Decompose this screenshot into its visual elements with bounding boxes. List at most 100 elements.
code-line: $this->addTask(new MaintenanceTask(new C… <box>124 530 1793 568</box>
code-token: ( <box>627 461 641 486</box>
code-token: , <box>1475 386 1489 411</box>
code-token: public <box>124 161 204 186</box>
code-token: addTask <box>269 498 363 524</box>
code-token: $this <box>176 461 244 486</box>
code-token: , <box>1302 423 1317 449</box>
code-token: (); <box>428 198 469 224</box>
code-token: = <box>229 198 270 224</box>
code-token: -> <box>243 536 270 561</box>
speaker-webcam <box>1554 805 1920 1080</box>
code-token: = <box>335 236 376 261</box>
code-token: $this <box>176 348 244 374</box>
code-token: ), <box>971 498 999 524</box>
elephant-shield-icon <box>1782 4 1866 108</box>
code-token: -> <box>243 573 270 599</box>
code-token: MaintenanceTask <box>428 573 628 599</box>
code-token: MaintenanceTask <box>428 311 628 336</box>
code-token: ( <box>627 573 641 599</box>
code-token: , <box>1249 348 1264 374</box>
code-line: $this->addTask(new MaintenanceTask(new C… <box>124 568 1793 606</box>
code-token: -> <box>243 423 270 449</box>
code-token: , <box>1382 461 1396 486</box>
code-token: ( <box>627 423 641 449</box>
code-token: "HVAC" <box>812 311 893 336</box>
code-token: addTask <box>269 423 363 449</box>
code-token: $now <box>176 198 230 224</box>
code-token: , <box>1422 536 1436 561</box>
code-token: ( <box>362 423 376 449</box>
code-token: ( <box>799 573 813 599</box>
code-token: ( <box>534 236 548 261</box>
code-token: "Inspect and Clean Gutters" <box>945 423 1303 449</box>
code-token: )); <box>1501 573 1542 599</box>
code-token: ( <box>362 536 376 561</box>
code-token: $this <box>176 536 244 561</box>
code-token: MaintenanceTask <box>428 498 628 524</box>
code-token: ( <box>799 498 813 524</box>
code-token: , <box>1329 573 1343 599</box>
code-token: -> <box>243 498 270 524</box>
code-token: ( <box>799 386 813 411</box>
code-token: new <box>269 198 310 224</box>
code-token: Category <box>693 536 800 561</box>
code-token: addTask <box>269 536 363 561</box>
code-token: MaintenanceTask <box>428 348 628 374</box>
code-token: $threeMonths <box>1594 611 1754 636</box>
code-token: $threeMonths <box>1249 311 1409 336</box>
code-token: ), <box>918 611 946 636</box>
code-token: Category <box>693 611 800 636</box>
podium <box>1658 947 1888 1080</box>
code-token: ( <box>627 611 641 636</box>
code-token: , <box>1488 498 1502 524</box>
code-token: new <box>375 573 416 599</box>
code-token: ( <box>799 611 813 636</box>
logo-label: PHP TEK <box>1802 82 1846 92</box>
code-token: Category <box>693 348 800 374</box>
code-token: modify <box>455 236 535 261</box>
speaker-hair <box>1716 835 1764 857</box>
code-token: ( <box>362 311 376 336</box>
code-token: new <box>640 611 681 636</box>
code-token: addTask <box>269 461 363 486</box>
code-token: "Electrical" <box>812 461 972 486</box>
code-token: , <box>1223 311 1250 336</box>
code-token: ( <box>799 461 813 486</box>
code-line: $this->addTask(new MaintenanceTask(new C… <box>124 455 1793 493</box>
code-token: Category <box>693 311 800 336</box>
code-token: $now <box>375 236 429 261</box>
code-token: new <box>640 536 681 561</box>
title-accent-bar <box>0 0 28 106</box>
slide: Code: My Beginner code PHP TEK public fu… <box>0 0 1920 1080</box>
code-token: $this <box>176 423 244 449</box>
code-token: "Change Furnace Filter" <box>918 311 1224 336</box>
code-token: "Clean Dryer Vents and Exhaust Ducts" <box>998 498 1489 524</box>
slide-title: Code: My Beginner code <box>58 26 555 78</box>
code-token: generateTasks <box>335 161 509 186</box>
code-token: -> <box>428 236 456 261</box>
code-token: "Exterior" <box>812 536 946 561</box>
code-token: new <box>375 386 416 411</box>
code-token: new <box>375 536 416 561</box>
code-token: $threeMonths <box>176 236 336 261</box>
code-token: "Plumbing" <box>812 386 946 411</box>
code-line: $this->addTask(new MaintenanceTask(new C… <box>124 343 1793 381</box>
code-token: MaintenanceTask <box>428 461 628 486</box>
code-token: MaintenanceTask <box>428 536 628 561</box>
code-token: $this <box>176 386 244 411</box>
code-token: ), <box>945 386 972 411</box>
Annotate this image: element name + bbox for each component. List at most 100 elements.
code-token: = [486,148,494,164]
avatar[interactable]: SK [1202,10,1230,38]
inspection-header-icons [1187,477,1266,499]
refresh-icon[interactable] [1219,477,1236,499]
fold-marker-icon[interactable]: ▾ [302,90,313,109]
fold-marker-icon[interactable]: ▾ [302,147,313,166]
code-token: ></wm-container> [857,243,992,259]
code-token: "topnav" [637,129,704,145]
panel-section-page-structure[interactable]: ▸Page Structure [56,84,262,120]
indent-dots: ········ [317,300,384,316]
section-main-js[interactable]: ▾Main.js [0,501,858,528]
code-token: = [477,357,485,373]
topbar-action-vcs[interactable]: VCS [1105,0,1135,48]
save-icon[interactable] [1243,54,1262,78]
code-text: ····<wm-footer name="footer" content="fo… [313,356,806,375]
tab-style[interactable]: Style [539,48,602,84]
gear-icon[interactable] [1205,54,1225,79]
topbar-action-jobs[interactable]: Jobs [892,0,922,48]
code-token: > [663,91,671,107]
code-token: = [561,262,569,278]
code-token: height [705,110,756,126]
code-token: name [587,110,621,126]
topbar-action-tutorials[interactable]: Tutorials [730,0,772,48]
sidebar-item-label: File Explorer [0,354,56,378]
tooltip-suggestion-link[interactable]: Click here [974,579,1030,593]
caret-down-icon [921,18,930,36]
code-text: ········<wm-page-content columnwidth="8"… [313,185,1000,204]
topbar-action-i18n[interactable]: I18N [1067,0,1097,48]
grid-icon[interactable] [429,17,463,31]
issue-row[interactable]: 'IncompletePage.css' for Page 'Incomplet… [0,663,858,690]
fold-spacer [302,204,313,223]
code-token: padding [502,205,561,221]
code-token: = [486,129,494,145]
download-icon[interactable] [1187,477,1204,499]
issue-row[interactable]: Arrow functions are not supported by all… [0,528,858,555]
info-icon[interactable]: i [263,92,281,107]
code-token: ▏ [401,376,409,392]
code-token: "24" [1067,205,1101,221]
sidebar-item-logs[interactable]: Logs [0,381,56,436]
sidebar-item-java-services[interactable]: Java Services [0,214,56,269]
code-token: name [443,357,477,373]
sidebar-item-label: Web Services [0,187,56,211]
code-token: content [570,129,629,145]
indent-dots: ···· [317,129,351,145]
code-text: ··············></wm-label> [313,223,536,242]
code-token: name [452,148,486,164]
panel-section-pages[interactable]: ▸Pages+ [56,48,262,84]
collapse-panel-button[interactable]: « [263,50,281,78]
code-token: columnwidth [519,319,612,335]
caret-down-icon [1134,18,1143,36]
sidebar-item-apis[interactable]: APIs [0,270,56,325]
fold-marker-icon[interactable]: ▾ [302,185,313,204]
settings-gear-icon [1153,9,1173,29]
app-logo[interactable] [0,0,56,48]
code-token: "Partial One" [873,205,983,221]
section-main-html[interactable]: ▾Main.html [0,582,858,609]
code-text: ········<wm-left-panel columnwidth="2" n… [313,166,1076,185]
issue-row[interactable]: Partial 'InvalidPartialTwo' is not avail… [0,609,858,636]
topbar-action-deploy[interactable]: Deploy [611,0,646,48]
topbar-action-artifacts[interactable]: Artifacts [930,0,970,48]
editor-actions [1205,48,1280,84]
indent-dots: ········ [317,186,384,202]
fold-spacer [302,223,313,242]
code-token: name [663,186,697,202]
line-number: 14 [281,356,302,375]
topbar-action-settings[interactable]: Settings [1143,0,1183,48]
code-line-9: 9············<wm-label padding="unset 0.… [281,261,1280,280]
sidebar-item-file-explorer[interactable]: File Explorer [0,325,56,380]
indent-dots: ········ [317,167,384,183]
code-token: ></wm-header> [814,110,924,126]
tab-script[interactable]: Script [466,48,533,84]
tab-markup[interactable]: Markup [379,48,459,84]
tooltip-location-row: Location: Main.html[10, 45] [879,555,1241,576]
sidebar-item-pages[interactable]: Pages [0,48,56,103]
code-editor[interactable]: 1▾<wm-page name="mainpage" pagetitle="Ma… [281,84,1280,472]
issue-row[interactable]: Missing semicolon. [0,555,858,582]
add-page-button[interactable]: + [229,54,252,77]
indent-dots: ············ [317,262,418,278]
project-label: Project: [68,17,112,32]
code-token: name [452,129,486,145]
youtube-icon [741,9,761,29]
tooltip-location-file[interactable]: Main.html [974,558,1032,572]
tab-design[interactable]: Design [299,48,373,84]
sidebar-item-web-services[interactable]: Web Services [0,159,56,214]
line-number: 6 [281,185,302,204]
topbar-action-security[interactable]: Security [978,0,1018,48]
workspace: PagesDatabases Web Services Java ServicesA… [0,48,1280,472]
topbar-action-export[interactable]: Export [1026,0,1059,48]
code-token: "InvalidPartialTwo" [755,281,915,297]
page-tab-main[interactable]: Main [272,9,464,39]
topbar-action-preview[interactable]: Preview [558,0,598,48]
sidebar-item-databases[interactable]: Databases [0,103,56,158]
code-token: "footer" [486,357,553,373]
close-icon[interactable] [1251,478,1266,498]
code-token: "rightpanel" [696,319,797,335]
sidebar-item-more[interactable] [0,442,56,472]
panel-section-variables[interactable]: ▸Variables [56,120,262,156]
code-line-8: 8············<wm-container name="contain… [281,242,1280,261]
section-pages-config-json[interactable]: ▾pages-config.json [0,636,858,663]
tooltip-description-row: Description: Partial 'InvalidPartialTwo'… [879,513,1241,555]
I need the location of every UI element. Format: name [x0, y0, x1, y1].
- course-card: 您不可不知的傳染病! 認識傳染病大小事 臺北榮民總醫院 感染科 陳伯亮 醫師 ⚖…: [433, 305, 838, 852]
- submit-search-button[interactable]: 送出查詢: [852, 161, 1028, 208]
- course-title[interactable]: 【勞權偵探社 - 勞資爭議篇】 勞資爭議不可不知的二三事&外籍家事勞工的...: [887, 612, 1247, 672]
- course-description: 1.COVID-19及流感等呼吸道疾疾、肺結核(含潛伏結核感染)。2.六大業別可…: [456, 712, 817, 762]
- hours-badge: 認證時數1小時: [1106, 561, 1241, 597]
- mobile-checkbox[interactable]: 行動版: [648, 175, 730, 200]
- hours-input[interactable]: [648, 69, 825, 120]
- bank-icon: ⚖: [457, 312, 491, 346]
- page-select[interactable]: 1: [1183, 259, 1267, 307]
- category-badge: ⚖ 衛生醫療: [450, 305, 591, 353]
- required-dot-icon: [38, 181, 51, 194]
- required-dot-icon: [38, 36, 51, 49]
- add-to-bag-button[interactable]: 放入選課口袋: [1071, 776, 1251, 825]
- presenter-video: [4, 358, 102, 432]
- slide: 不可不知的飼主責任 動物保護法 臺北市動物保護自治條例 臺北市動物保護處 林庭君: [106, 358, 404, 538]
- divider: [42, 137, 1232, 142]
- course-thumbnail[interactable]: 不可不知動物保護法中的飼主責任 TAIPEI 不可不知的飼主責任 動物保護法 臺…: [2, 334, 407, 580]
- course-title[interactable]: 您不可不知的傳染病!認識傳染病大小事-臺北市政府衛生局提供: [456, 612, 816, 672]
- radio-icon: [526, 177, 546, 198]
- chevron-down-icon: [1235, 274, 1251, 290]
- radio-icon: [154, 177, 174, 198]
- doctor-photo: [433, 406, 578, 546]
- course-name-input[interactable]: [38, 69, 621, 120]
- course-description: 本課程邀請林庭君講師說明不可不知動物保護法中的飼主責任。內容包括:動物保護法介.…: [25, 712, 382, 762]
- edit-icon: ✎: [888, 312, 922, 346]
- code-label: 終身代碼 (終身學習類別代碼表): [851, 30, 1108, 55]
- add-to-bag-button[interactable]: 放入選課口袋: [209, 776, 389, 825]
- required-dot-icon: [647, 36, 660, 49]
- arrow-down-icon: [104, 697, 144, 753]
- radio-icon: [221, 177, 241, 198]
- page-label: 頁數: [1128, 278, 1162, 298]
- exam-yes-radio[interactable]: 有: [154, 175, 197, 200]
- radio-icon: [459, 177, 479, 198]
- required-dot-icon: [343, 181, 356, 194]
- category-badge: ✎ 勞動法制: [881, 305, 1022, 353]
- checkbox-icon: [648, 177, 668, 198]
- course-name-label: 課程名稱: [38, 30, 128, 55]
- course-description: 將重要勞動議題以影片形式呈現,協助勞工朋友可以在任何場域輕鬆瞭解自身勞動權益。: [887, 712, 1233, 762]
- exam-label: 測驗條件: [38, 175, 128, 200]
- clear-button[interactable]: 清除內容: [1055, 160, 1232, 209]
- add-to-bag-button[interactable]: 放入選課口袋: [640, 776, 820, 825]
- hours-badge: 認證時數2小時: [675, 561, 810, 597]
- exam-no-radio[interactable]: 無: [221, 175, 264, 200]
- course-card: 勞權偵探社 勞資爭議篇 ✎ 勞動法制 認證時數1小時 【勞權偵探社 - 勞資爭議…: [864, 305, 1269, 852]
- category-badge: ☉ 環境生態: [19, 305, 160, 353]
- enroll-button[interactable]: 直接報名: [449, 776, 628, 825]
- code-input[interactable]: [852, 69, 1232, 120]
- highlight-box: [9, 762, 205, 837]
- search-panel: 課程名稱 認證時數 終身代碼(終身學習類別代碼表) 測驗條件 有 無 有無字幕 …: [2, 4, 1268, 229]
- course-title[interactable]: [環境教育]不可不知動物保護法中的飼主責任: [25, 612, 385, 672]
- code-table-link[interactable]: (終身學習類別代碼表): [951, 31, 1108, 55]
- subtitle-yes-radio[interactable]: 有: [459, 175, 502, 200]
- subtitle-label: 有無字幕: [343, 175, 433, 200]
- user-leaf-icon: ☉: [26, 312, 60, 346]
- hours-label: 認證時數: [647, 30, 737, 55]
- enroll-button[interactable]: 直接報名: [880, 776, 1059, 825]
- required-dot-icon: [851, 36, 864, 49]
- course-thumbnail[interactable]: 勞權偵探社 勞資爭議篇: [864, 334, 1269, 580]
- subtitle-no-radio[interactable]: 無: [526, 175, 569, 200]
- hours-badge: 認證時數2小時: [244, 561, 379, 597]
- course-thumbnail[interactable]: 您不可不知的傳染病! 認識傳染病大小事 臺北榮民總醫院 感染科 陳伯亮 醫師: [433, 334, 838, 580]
--------
Please retype the stretch of the data from its start through the line containing "code-token: $this <box>176 461 244 486</box>", including both ends.

= RESPONSE TO THE TASK =
Decompose this screenshot into its visual elements with bounding boxes. List at most 100 elements.
code-line: $this->addTask(new MaintenanceTask(new C… <box>124 530 1793 568</box>
code-token: ( <box>627 461 641 486</box>
code-token: , <box>1475 386 1489 411</box>
code-token: public <box>124 161 204 186</box>
code-token: addTask <box>269 498 363 524</box>
code-token: $this <box>176 461 244 486</box>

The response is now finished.